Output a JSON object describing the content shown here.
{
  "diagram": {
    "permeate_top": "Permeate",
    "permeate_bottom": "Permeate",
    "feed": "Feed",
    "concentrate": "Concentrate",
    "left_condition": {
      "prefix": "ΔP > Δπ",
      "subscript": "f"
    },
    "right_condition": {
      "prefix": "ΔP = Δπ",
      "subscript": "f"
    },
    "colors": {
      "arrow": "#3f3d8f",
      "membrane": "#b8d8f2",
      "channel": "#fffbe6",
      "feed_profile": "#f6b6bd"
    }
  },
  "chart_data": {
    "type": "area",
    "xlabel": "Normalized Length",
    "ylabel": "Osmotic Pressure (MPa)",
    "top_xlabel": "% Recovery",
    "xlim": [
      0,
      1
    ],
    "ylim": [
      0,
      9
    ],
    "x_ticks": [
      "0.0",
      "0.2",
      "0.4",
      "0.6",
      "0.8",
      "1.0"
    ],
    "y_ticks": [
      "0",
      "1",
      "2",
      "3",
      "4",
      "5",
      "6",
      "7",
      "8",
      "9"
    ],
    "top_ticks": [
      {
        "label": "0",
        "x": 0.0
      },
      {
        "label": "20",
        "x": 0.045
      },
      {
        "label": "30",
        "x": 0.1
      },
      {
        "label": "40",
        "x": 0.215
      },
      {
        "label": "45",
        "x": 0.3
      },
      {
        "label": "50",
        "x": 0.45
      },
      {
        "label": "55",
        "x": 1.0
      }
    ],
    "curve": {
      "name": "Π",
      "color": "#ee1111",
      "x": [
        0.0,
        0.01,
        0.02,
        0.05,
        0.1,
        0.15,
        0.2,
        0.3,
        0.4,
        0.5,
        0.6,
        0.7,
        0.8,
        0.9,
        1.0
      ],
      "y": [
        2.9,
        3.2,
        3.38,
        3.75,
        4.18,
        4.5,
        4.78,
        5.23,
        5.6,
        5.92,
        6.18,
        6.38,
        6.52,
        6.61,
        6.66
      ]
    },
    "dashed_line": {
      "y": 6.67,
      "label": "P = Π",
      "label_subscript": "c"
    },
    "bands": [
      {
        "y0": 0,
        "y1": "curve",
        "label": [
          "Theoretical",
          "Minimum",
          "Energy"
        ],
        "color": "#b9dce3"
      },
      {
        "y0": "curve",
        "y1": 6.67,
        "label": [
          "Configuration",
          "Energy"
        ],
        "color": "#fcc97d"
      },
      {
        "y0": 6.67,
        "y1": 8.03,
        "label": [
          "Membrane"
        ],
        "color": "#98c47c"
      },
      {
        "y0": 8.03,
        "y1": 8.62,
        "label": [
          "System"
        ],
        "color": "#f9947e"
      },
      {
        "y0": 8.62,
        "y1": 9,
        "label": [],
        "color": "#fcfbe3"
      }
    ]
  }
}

------------------------------------------------------------------------

### DESCRIPTION OF THE TASK
Copy the material above verbatim.

### EXERCISE RESULT
Output a JSON object describing the content shown here.
{
  "diagram": {
    "permeate_top": "Permeate",
    "permeate_bottom": "Permeate",
    "feed": "Feed",
    "concentrate": "Concentrate",
    "left_condition": {
      "prefix": "ΔP > Δπ",
      "subscript": "f"
    },
    "right_condition": {
      "prefix": "ΔP = Δπ",
      "subscript": "f"
    },
    "colors": {
      "arrow": "#3f3d8f",
      "membrane": "#b8d8f2",
      "channel": "#fffbe6",
      "feed_profile": "#f6b6bd"
    }
  },
  "chart_data": {
    "type": "area",
    "xlabel": "Normalized Length",
    "ylabel": "Osmotic Pressure (MPa)",
    "top_xlabel": "% Recovery",
    "xlim": [
      0,
      1
    ],
    "ylim": [
      0,
      9
    ],
    "x_ticks": [
      "0.0",
      "0.2",
      "0.4",
      "0.6",
      "0.8",
      "1.0"
    ],
    "y_ticks": [
      "0",
      "1",
      "2",
      "3",
      "4",
      "5",
      "6",
      "7",
      "8",
      "9"
    ],
    "top_ticks": [
      {
        "label": "0",
        "x": 0.0
      },
      {
        "label": "20",
        "x": 0.045
      },
      {
        "label": "30",
        "x": 0.1
      },
      {
        "label": "40",
        "x": 0.215
      },
      {
        "label": "45",
        "x": 0.3
      },
      {
        "label": "50",
        "x": 0.45
      },
      {
        "label": "55",
        "x": 1.0
      }
    ],
    "curve": {
      "name": "Π",
      "color": "#ee1111",
      "x": [
        0.0,
        0.01,
        0.02,
        0.05,
        0.1,
        0.15,
        0.2,
        0.3,
        0.4,
        0.5,
        0.6,
        0.7,
        0.8,
        0.9,
        1.0
      ],
      "y": [
        2.9,
        3.2,
        3.38,
        3.75,
        4.18,
        4.5,
        4.78,
        5.23,
        5.6,
        5.92,
        6.18,
        6.38,
        6.52,
        6.61,
        6.66
      ]
    },
    "dashed_line": {
      "y": 6.67,
      "label": "P = Π",
      "label_subscript": "c"
    },
    "bands": [
      {
        "y0": 0,
        "y1": "curve",
        "label": [
          "Theoretical",
          "Minimum",
          "Energy"
        ],
        "color": "#b9dce3"
      },
      {
        "y0": "curve",
        "y1": 6.67,
        "label": [
          "Configuration",
          "Energy"
        ],
        "color": "#fcc97d"
      },
      {
        "y0": 6.67,
        "y1": 8.03,
        "label": [
          "Membrane"
        ],
        "color": "#98c47c"
      },
      {
        "y0": 8.03,
        "y1": 8.62,
        "label": [
          "System"
        ],
        "color": "#f9947e"
      },
      {
        "y0": 8.62,
        "y1": 9,
        "label": [],
        "color": "#fcfbe3"
      }
    ]
  }
}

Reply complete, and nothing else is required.